INSTRUCTIONS FOR THE TASK:
Scan the data. Collect each line that contains the word "сигнал".

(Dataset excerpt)
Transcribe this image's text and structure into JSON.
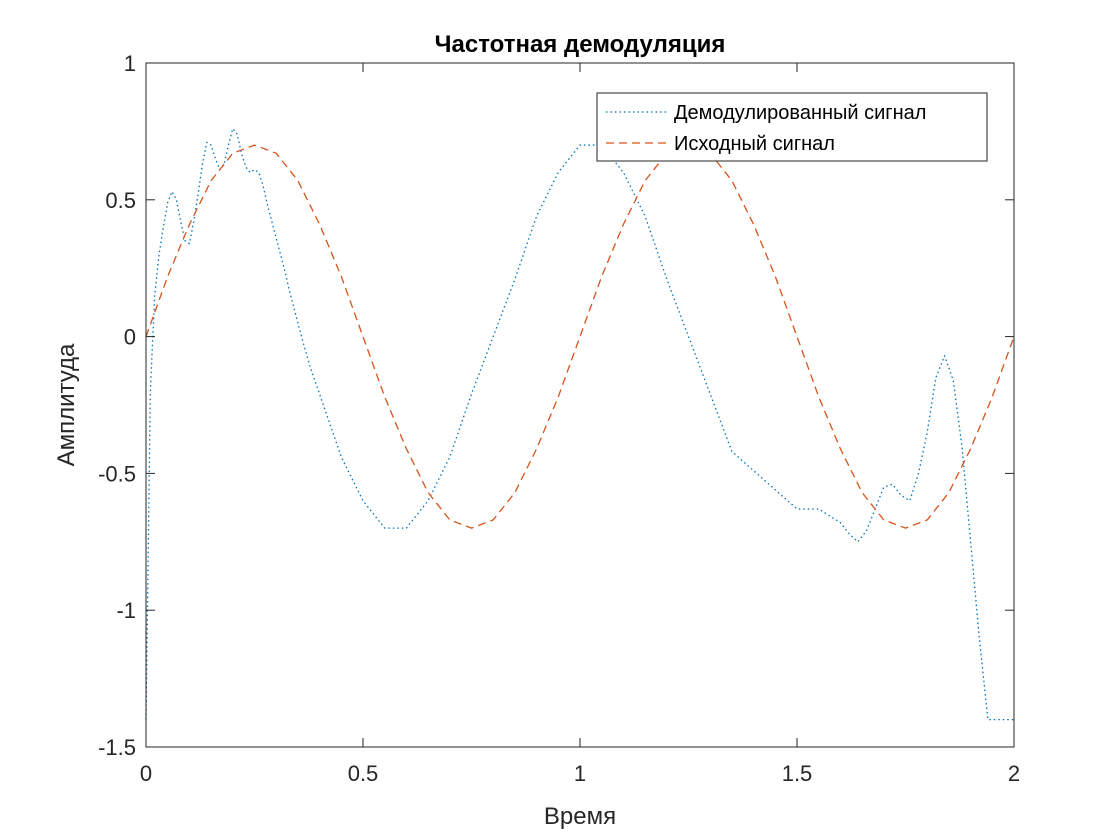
{
  "chart_data": {
    "type": "line",
    "title": "Частотная демодуляция",
    "xlabel": "Время",
    "ylabel": "Амплитуда",
    "xlim": [
      0,
      2
    ],
    "ylim": [
      -1.5,
      1
    ],
    "x_ticks": [
      "0",
      "0.5",
      "1",
      "1.5",
      "2"
    ],
    "y_ticks": [
      "1",
      "0.5",
      "0",
      "-0.5",
      "-1",
      "-1.5"
    ],
    "x_tick_values": [
      0,
      0.5,
      1,
      1.5,
      2
    ],
    "y_tick_values": [
      1,
      0.5,
      0,
      -0.5,
      -1,
      -1.5
    ],
    "grid": false,
    "legend_position": "top-right",
    "series": [
      {
        "name": "Демодулированный сигнал",
        "style": "dotted",
        "color": "#0072BD",
        "x": [
          0,
          0.005,
          0.01,
          0.02,
          0.03,
          0.04,
          0.05,
          0.06,
          0.07,
          0.08,
          0.09,
          0.1,
          0.11,
          0.12,
          0.13,
          0.14,
          0.15,
          0.16,
          0.17,
          0.18,
          0.19,
          0.2,
          0.21,
          0.22,
          0.23,
          0.24,
          0.25,
          0.26,
          0.27,
          0.28,
          0.29,
          0.3,
          0.31,
          0.32,
          0.33,
          0.34,
          0.35,
          0.36,
          0.38,
          0.4,
          0.45,
          0.5,
          0.55,
          0.6,
          0.65,
          0.7,
          0.75,
          0.8,
          0.85,
          0.9,
          0.95,
          1.0,
          1.05,
          1.1,
          1.15,
          1.2,
          1.25,
          1.3,
          1.35,
          1.4,
          1.45,
          1.5,
          1.55,
          1.6,
          1.62,
          1.64,
          1.66,
          1.68,
          1.7,
          1.72,
          1.74,
          1.76,
          1.78,
          1.8,
          1.82,
          1.84,
          1.86,
          1.88,
          1.9,
          1.92,
          1.94,
          1.96,
          1.98,
          1.99,
          1.995,
          2.0
        ],
        "y": [
          -1.4,
          -0.8,
          -0.2,
          0.15,
          0.3,
          0.4,
          0.49,
          0.53,
          0.5,
          0.42,
          0.35,
          0.34,
          0.42,
          0.52,
          0.63,
          0.71,
          0.7,
          0.65,
          0.61,
          0.63,
          0.7,
          0.76,
          0.74,
          0.67,
          0.62,
          0.6,
          0.61,
          0.6,
          0.55,
          0.48,
          0.42,
          0.36,
          0.3,
          0.24,
          0.17,
          0.11,
          0.05,
          -0.01,
          -0.12,
          -0.21,
          -0.44,
          -0.6,
          -0.7,
          -0.7,
          -0.6,
          -0.44,
          -0.21,
          0.0,
          0.21,
          0.44,
          0.6,
          0.7,
          0.7,
          0.6,
          0.44,
          0.21,
          0.0,
          -0.21,
          -0.42,
          -0.49,
          -0.56,
          -0.63,
          -0.63,
          -0.68,
          -0.72,
          -0.75,
          -0.71,
          -0.63,
          -0.55,
          -0.54,
          -0.58,
          -0.6,
          -0.5,
          -0.35,
          -0.15,
          -0.07,
          -0.16,
          -0.4,
          -0.75,
          -1.1,
          -1.4,
          -1.4,
          -1.4,
          -1.4,
          -1.4,
          -1.4
        ]
      },
      {
        "name": "Исходный сигнал",
        "style": "dashed",
        "color": "#D95319",
        "x": [
          0,
          0.05,
          0.1,
          0.15,
          0.2,
          0.25,
          0.3,
          0.35,
          0.4,
          0.45,
          0.5,
          0.55,
          0.6,
          0.65,
          0.7,
          0.75,
          0.8,
          0.85,
          0.9,
          0.95,
          1.0,
          1.05,
          1.1,
          1.15,
          1.2,
          1.25,
          1.3,
          1.35,
          1.4,
          1.45,
          1.5,
          1.55,
          1.6,
          1.65,
          1.7,
          1.75,
          1.8,
          1.85,
          1.9,
          1.95,
          2.0
        ],
        "y": [
          0,
          0.22,
          0.41,
          0.57,
          0.67,
          0.7,
          0.67,
          0.57,
          0.41,
          0.22,
          0,
          -0.22,
          -0.41,
          -0.57,
          -0.67,
          -0.7,
          -0.67,
          -0.57,
          -0.41,
          -0.22,
          0,
          0.22,
          0.41,
          0.57,
          0.67,
          0.7,
          0.67,
          0.57,
          0.41,
          0.22,
          0,
          -0.22,
          -0.41,
          -0.57,
          -0.67,
          -0.7,
          -0.67,
          -0.57,
          -0.41,
          -0.22,
          0
        ]
      }
    ]
  }
}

EXERCISE RESPONSE:
        "name": "Демодулированный сигнал",
        "name": "Исходный сигнал",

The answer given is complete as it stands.